[Begin Task data]

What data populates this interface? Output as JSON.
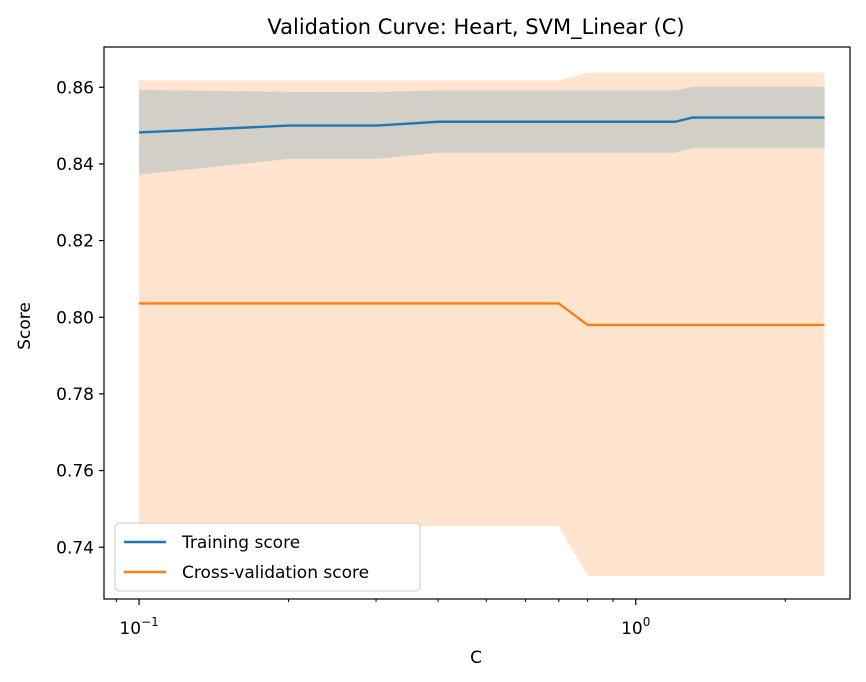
{
  "chart_data": {
    "type": "line",
    "title": "Validation Curve: Heart, SVM_Linear (C)",
    "xlabel": "C",
    "ylabel": "Score",
    "xscale": "log",
    "xlim": [
      0.085,
      2.7
    ],
    "ylim": [
      0.7265,
      0.8705
    ],
    "x_ticks": [
      {
        "value": 0.1,
        "base": "10",
        "exp": "−1"
      },
      {
        "value": 1,
        "base": "10",
        "exp": "0"
      }
    ],
    "y_ticks": [
      {
        "value": 0.74,
        "label": "0.74"
      },
      {
        "value": 0.76,
        "label": "0.76"
      },
      {
        "value": 0.78,
        "label": "0.78"
      },
      {
        "value": 0.8,
        "label": "0.80"
      },
      {
        "value": 0.82,
        "label": "0.82"
      },
      {
        "value": 0.84,
        "label": "0.84"
      },
      {
        "value": 0.86,
        "label": "0.86"
      }
    ],
    "x": [
      0.1,
      0.2,
      0.3,
      0.4,
      0.5,
      0.6,
      0.7,
      0.8,
      0.9,
      1.0,
      1.1,
      1.2,
      1.3,
      1.4,
      1.5,
      1.6,
      1.7,
      1.8,
      1.9,
      2.0,
      2.1,
      2.2,
      2.3,
      2.4
    ],
    "series": [
      {
        "name": "Training score",
        "color": "#1f77b4",
        "band_color": "#1f77b4",
        "mean": [
          0.8482,
          0.85,
          0.85,
          0.851,
          0.851,
          0.851,
          0.851,
          0.851,
          0.851,
          0.851,
          0.851,
          0.851,
          0.8521,
          0.8521,
          0.8521,
          0.8521,
          0.8521,
          0.8521,
          0.8521,
          0.8521,
          0.8521,
          0.8521,
          0.8521,
          0.8521
        ],
        "lower": [
          0.8372,
          0.8413,
          0.8413,
          0.8429,
          0.8429,
          0.8429,
          0.8429,
          0.8429,
          0.8429,
          0.8429,
          0.8429,
          0.8429,
          0.8441,
          0.8441,
          0.8441,
          0.8441,
          0.8441,
          0.8441,
          0.8441,
          0.8441,
          0.8441,
          0.8441,
          0.8441,
          0.8441
        ],
        "upper": [
          0.8593,
          0.8588,
          0.8588,
          0.8592,
          0.8592,
          0.8592,
          0.8592,
          0.8592,
          0.8592,
          0.8592,
          0.8592,
          0.8592,
          0.8601,
          0.8601,
          0.8601,
          0.8601,
          0.8601,
          0.8601,
          0.8601,
          0.8601,
          0.8601,
          0.8601,
          0.8601,
          0.8601
        ]
      },
      {
        "name": "Cross-validation score",
        "color": "#ff7f0e",
        "band_color": "#ff7f0e",
        "mean": [
          0.8036,
          0.8036,
          0.8036,
          0.8036,
          0.8036,
          0.8036,
          0.8036,
          0.798,
          0.798,
          0.798,
          0.798,
          0.798,
          0.798,
          0.798,
          0.798,
          0.798,
          0.798,
          0.798,
          0.798,
          0.798,
          0.798,
          0.798,
          0.798,
          0.798
        ],
        "lower": [
          0.7455,
          0.7455,
          0.7455,
          0.7455,
          0.7455,
          0.7455,
          0.7455,
          0.7325,
          0.7325,
          0.7325,
          0.7325,
          0.7325,
          0.7325,
          0.7325,
          0.7325,
          0.7325,
          0.7325,
          0.7325,
          0.7325,
          0.7325,
          0.7325,
          0.7325,
          0.7325,
          0.7325
        ],
        "upper": [
          0.8618,
          0.8618,
          0.8618,
          0.8618,
          0.8618,
          0.8618,
          0.8618,
          0.8638,
          0.8638,
          0.8638,
          0.8638,
          0.8638,
          0.8638,
          0.8638,
          0.8638,
          0.8638,
          0.8638,
          0.8638,
          0.8638,
          0.8638,
          0.8638,
          0.8638,
          0.8638,
          0.8638
        ]
      }
    ],
    "grid": false,
    "legend": {
      "position": "lower-left"
    }
  }
}
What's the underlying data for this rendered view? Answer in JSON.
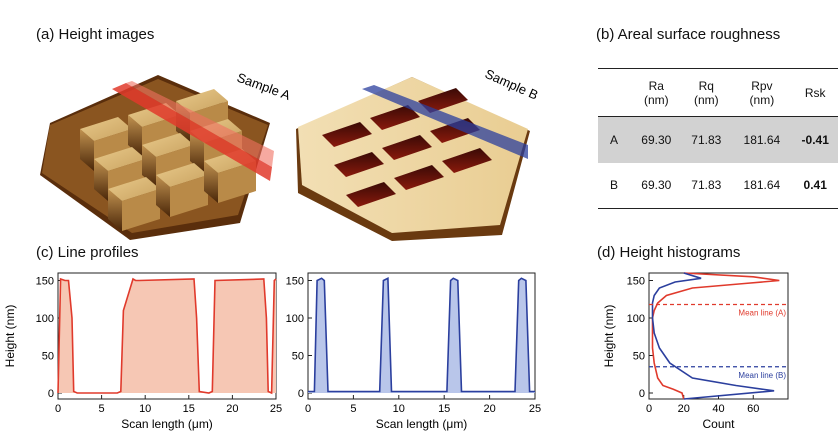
{
  "panels": {
    "a": {
      "title": "(a) Height images",
      "sample_a_label": "Sample A",
      "sample_b_label": "Sample B"
    },
    "b": {
      "title": "(b) Areal surface roughness"
    },
    "c": {
      "title": "(c) Line profiles"
    },
    "d": {
      "title": "(d) Height histograms"
    }
  },
  "colors": {
    "sample_a": "#e03a2c",
    "sample_b": "#2b3f9e",
    "fill_a": "#f6c7b4",
    "fill_b": "#b9c6ea",
    "table_shade": "#d2d2d2"
  },
  "table": {
    "headers": [
      {
        "name": "",
        "unit": ""
      },
      {
        "name": "Ra",
        "unit": "(nm)"
      },
      {
        "name": "Rq",
        "unit": "(nm)"
      },
      {
        "name": "Rpv",
        "unit": "(nm)"
      },
      {
        "name": "Rsk",
        "unit": ""
      }
    ],
    "rows": [
      {
        "sample": "A",
        "ra": "69.30",
        "rq": "71.83",
        "rpv": "181.64",
        "rsk": "-0.41"
      },
      {
        "sample": "B",
        "ra": "69.30",
        "rq": "71.83",
        "rpv": "181.64",
        "rsk": "0.41"
      }
    ]
  },
  "chart_data": [
    {
      "type": "area",
      "ylabel": "Height (nm)",
      "xlabel": "Scan length (μm)",
      "xlim": [
        0,
        25
      ],
      "ylim": [
        -8,
        160
      ],
      "xticks": [
        0,
        5,
        10,
        15,
        20,
        25
      ],
      "yticks": [
        0,
        50,
        100,
        150
      ],
      "series": [
        {
          "x": [
            0.0,
            0.3,
            0.8,
            1.2,
            1.6,
            1.8,
            2.2,
            6.8,
            7.2,
            7.5,
            8.6,
            8.9,
            9.3,
            15.6,
            15.9,
            16.2,
            17.3,
            17.7,
            18.0,
            23.6,
            23.9,
            24.1,
            24.5,
            24.8,
            25.0
          ],
          "y": [
            0,
            152,
            150,
            150,
            100,
            2,
            0,
            0,
            2,
            110,
            152,
            150,
            150,
            152,
            100,
            2,
            0,
            2,
            150,
            152,
            100,
            2,
            0,
            150,
            152
          ]
        }
      ]
    },
    {
      "type": "area",
      "ylabel": "",
      "xlabel": "Scan length (μm)",
      "xlim": [
        0,
        25
      ],
      "ylim": [
        -8,
        160
      ],
      "xticks": [
        0,
        5,
        10,
        15,
        20,
        25
      ],
      "yticks": [
        0,
        50,
        100,
        150
      ],
      "series": [
        {
          "x": [
            0.0,
            0.7,
            1.0,
            1.5,
            1.8,
            2.2,
            7.5,
            7.9,
            8.3,
            8.8,
            9.2,
            15.3,
            15.7,
            16.0,
            16.5,
            16.9,
            22.8,
            23.2,
            23.5,
            24.0,
            24.4,
            25.0
          ],
          "y": [
            2,
            2,
            150,
            153,
            150,
            2,
            2,
            2,
            150,
            153,
            2,
            2,
            150,
            153,
            150,
            2,
            2,
            150,
            153,
            150,
            2,
            2
          ]
        }
      ]
    },
    {
      "type": "line",
      "ylabel": "Height (nm)",
      "xlabel": "Count",
      "xlim": [
        0,
        80
      ],
      "ylim": [
        -8,
        160
      ],
      "xticks": [
        0,
        20,
        40,
        60
      ],
      "yticks": [
        0,
        50,
        100,
        150
      ],
      "series": [
        {
          "x": [
            20,
            19,
            14,
            8,
            5,
            3,
            2,
            2,
            2,
            3,
            5,
            10,
            25,
            55,
            75,
            60,
            20
          ],
          "y": [
            -8,
            0,
            5,
            10,
            20,
            40,
            60,
            80,
            100,
            110,
            120,
            130,
            140,
            146,
            150,
            155,
            160
          ]
        },
        {
          "x": [
            20,
            72,
            50,
            25,
            12,
            6,
            3,
            2,
            2,
            2,
            3,
            6,
            15,
            30,
            20
          ],
          "y": [
            -8,
            3,
            10,
            20,
            40,
            60,
            80,
            100,
            110,
            120,
            130,
            140,
            148,
            153,
            160
          ]
        }
      ],
      "annotations": [
        {
          "label": "Mean line (A)",
          "y": 118
        },
        {
          "label": "Mean line (B)",
          "y": 35
        }
      ]
    }
  ]
}
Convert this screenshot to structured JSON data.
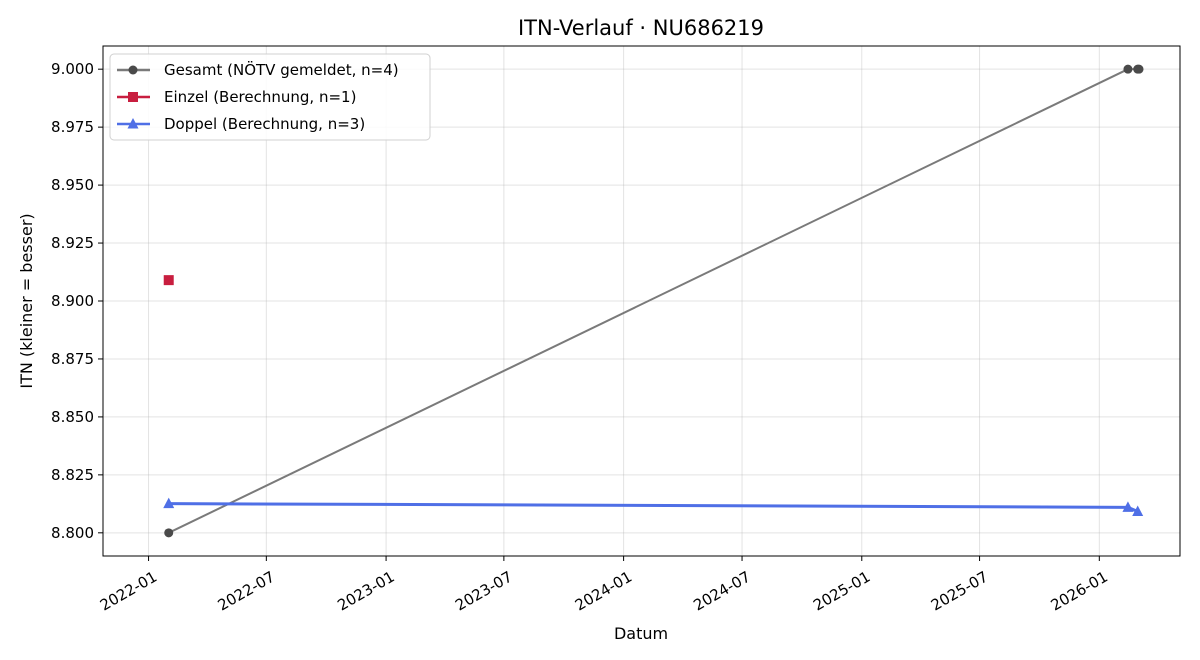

[End Task data]

→ **Task to carry out**
Only the number is wanted: count the lines of the records that hold the word "xlabel".

→ **Exercise response**
4